Foi a pequena Cachoeira do Arari, cidade de pouco mais de 20 mil habitantes na Ilha do Marajó, no Pará, que deu ao mundo a diva do carimbó chamegado, alcunha pela qual ficou conhecida Dona Onete. Nesta quarta-feira (22), a cantora de 83 anos — que ganhou projeção nacional somente a partir dos 72 — recebe da União Brasileira de Compositores (UBC) o Troféu Tradições, concedido pela instituição a artistas e movimentos que “contribuíram para a formação da cultura brasileira”. A premiação em grande estilo acontece no Theatro da Paz, em Belém, num show que celebra a obra da artista com participações de Fafá de Belém, Jaloo, Mestre Damasceno, Lucas Estrela, Félix Robatto e Aqno Carimbó Sancari. A apresentação será transmitida ao vivo pelo canal da UBC no YouTube (/UBCMusica), a partir das 20h30.
— Em 2022, celebramos 80 anos de UBC. Essa trajetória será comemorada de forma singular e plural com o Troféu Tradições, em homenagem a Dona Onete, artista paraense talentosa e corajosa, que é uma das principais representantes do carimbó — diz Marcelo Castello Branco, diretor executivo da UBC. — Será a primeira vez que ela se apresentará no tradicional Theatro do Paz, e nós da UBC ficamos felizes em ajudá-la a realizar esse sonho.
Palco com história
Dona Onete diz que faltava mesmo cantar no Theatro da Paz, um dos primeiros palcos líricos do Brasil, inaugurado em 1878 e batizado em homenagem ao fim da Guerra do Paraguai, oito anos antes. A cantora, que foi professora de História por 25 anos, diz que já atravessou o mundo graças à música e que “o que vier agora é lucro”, mas conta estar ansiosa para botar os pés no palco centenário.

## O que se pede
Atualize o trecho do texto sobre Dona Onete que se inicia nas palavras "Palco com história" e se encerra em "no palco centenário.", trocando "centenário" por "histórico". Reproduza o trecho completo já com a troca feita. Responda com base apenas no texto sobre Dona Onete.

Dados de disposição espacial
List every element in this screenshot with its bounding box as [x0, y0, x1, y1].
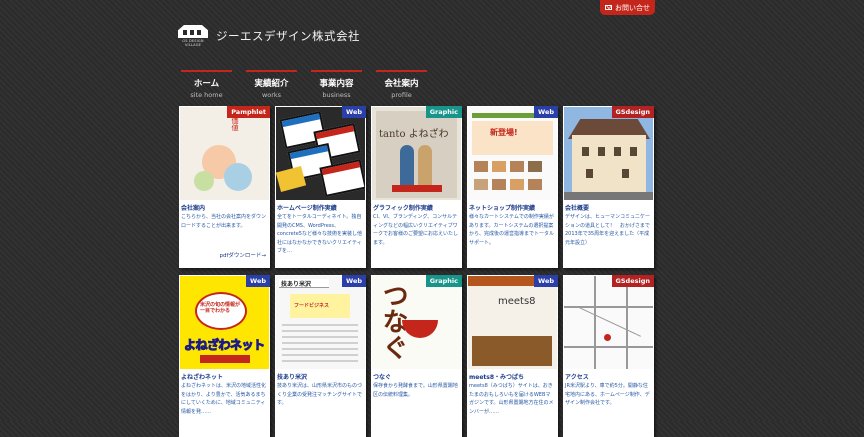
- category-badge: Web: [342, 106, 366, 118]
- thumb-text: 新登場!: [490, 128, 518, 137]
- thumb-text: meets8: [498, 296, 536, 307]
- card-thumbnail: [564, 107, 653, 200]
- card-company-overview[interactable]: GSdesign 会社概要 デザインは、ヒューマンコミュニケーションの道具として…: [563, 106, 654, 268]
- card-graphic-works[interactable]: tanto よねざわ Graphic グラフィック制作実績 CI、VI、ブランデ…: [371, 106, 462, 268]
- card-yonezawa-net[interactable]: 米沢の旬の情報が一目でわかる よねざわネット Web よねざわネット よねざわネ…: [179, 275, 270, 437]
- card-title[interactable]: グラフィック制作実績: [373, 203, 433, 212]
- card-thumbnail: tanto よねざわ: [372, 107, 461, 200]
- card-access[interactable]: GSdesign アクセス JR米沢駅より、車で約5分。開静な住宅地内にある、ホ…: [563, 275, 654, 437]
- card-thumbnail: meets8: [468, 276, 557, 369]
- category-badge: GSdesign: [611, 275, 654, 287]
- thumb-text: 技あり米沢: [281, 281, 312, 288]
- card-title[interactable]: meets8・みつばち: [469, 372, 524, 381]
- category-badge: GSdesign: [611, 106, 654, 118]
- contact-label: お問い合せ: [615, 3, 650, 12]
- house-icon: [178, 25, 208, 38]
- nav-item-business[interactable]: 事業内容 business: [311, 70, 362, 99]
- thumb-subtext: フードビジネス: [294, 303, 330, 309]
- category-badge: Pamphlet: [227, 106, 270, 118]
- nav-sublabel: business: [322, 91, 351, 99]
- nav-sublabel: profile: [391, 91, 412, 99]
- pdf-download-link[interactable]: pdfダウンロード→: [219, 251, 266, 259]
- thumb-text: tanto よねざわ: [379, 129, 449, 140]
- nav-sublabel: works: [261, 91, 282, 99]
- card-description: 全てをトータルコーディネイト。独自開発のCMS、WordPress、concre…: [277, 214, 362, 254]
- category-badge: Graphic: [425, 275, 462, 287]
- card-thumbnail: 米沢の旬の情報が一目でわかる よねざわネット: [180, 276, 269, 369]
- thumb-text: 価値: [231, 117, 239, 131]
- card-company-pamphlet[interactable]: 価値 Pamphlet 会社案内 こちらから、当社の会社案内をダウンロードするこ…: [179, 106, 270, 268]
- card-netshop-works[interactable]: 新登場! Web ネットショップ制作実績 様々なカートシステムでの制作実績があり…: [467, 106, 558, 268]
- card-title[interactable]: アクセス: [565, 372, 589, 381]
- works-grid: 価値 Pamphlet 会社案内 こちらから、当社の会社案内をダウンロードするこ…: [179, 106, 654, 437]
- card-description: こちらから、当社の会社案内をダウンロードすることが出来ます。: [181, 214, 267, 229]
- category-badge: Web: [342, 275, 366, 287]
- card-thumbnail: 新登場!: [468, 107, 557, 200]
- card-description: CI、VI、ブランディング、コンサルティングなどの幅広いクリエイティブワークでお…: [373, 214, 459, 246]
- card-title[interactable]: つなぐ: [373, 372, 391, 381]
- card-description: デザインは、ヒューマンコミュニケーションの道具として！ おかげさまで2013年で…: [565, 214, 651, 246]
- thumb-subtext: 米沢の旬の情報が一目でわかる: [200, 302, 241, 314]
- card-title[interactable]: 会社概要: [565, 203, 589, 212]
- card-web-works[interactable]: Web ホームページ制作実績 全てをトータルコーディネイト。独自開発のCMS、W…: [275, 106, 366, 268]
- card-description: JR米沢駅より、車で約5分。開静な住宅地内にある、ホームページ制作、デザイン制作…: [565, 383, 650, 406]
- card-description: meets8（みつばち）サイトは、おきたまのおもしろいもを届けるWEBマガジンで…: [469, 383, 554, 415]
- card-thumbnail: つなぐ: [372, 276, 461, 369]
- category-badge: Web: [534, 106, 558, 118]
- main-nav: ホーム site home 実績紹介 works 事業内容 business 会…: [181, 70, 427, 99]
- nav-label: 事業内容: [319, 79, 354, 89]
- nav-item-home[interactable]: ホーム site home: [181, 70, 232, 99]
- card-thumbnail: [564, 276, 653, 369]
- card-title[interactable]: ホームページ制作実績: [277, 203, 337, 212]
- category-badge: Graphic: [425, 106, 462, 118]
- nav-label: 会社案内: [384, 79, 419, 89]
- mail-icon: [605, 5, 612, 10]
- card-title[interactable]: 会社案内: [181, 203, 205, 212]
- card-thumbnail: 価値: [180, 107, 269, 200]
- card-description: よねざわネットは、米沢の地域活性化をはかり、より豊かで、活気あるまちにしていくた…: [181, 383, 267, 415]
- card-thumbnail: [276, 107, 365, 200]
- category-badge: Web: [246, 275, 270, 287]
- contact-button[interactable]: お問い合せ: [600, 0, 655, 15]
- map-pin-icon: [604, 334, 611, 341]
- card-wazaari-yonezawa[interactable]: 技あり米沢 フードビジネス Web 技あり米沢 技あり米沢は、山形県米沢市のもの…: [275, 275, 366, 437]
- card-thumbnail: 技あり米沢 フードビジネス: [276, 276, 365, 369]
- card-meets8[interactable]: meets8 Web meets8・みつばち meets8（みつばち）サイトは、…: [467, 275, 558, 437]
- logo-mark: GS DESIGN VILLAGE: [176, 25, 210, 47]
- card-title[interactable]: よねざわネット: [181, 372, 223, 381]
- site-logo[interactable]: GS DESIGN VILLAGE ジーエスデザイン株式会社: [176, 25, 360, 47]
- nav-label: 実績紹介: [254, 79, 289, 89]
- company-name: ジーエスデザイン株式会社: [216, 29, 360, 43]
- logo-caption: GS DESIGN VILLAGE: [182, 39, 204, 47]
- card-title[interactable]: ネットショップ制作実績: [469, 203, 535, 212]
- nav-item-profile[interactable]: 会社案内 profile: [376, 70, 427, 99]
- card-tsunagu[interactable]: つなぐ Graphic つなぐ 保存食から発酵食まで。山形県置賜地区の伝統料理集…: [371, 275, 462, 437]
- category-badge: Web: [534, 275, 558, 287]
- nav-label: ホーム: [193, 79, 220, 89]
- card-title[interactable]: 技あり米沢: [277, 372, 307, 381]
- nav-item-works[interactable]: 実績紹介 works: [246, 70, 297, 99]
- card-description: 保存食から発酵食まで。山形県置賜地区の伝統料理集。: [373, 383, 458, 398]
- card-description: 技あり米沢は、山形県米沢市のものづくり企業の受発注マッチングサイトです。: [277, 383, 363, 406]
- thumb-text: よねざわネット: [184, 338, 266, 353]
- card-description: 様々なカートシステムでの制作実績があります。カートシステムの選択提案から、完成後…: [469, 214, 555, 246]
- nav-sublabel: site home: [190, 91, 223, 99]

## Exercício resolvido
Palco com história
Dona Onete diz que faltava mesmo cantar no Theatro da Paz, um dos primeiros palcos líricos do Brasil, inaugurado em 1878 e batizado em homenagem ao fim da Guerra do Paraguai, oito anos antes. A cantora, que foi professora de História por 25 anos, diz que já atravessou o mundo graças à música e que “o que vier agora é lucro”, mas conta estar ansiosa para botar os pés no palco histórico.